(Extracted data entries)
--- Start ---

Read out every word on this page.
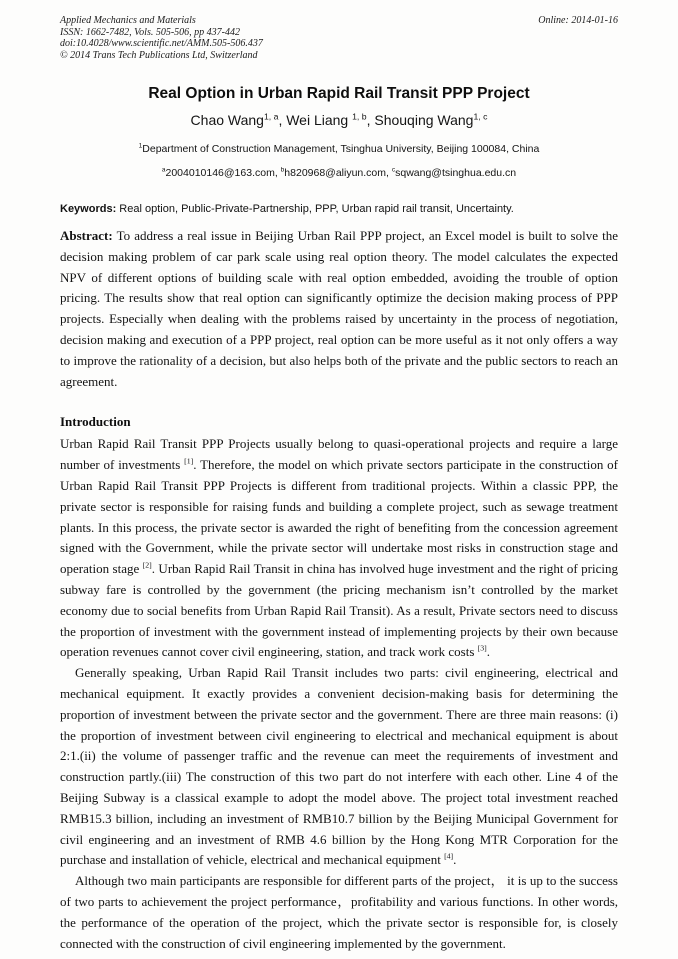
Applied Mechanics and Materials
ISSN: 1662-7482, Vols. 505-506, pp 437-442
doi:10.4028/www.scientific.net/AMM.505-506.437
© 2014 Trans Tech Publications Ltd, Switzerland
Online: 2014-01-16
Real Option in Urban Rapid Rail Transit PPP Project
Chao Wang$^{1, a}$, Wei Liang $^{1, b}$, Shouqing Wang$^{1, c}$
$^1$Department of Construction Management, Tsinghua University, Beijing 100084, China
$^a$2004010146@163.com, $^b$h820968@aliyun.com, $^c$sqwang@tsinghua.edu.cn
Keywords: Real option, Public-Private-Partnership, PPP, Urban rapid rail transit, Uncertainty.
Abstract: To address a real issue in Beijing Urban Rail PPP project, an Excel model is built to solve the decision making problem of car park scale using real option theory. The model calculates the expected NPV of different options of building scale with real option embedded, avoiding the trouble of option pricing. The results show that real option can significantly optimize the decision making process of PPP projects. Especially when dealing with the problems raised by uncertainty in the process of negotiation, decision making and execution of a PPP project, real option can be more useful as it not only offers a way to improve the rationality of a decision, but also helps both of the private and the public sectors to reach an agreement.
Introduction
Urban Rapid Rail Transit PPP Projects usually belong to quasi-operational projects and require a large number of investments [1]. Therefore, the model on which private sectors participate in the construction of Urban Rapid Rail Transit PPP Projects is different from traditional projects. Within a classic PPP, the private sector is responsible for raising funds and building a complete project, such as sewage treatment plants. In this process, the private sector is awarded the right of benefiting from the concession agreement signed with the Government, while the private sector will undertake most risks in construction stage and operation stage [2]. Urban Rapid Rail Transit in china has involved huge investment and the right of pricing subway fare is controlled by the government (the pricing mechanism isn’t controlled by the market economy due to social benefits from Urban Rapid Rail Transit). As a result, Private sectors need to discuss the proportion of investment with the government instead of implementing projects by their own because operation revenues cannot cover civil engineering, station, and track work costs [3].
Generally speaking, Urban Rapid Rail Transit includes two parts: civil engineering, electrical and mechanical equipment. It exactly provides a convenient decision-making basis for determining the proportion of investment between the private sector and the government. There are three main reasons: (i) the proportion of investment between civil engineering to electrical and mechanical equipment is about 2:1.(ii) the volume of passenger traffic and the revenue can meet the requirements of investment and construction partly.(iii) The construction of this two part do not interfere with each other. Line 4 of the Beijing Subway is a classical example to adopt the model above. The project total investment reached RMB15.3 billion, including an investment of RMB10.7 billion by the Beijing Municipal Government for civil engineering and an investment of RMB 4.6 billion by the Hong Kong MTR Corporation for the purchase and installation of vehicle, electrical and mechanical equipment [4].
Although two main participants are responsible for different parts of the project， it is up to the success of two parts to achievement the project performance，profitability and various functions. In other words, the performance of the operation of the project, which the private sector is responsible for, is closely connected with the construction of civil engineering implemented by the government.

--- End ---

Omit the pictures and give the material again, exactly and in full.

▶ _Result of this task_:
Read out every word on this page.
Applied Mechanics and Materials
ISSN: 1662-7482, Vols. 505-506, pp 437-442
doi:10.4028/www.scientific.net/AMM.505-506.437
© 2014 Trans Tech Publications Ltd, Switzerland
Online: 2014-01-16
Real Option in Urban Rapid Rail Transit PPP Project
Chao Wang$^{1, a}$, Wei Liang $^{1, b}$, Shouqing Wang$^{1, c}$
$^1$Department of Construction Management, Tsinghua University, Beijing 100084, China
$^a$2004010146@163.com, $^b$h820968@aliyun.com, $^c$sqwang@tsinghua.edu.cn
Keywords: Real option, Public-Private-Partnership, PPP, Urban rapid rail transit, Uncertainty.
Abstract: To address a real issue in Beijing Urban Rail PPP project, an Excel model is built to solve the decision making problem of car park scale using real option theory. The model calculates the expected NPV of different options of building scale with real option embedded, avoiding the trouble of option pricing. The results show that real option can significantly optimize the decision making process of PPP projects. Especially when dealing with the problems raised by uncertainty in the process of negotiation, decision making and execution of a PPP project, real option can be more useful as it not only offers a way to improve the rationality of a decision, but also helps both of the private and the public sectors to reach an agreement.
Introduction
Urban Rapid Rail Transit PPP Projects usually belong to quasi-operational projects and require a large number of investments [1]. Therefore, the model on which private sectors participate in the construction of Urban Rapid Rail Transit PPP Projects is different from traditional projects. Within a classic PPP, the private sector is responsible for raising funds and building a complete project, such as sewage treatment plants. In this process, the private sector is awarded the right of benefiting from the concession agreement signed with the Government, while the private sector will undertake most risks in construction stage and operation stage [2]. Urban Rapid Rail Transit in china has involved huge investment and the right of pricing subway fare is controlled by the government (the pricing mechanism isn’t controlled by the market economy due to social benefits from Urban Rapid Rail Transit). As a result, Private sectors need to discuss the proportion of investment with the government instead of implementing projects by their own because operation revenues cannot cover civil engineering, station, and track work costs [3].
Generally speaking, Urban Rapid Rail Transit includes two parts: civil engineering, electrical and mechanical equipment. It exactly provides a convenient decision-making basis for determining the proportion of investment between the private sector and the government. There are three main reasons: (i) the proportion of investment between civil engineering to electrical and mechanical equipment is about 2:1.(ii) the volume of passenger traffic and the revenue can meet the requirements of investment and construction partly.(iii) The construction of this two part do not interfere with each other. Line 4 of the Beijing Subway is a classical example to adopt the model above. The project total investment reached RMB15.3 billion, including an investment of RMB10.7 billion by the Beijing Municipal Government for civil engineering and an investment of RMB 4.6 billion by the Hong Kong MTR Corporation for the purchase and installation of vehicle, electrical and mechanical equipment [4].
Although two main participants are responsible for different parts of the project， it is up to the success of two parts to achievement the project performance，profitability and various functions. In other words, the performance of the operation of the project, which the private sector is responsible for, is closely connected with the construction of civil engineering implemented by the government.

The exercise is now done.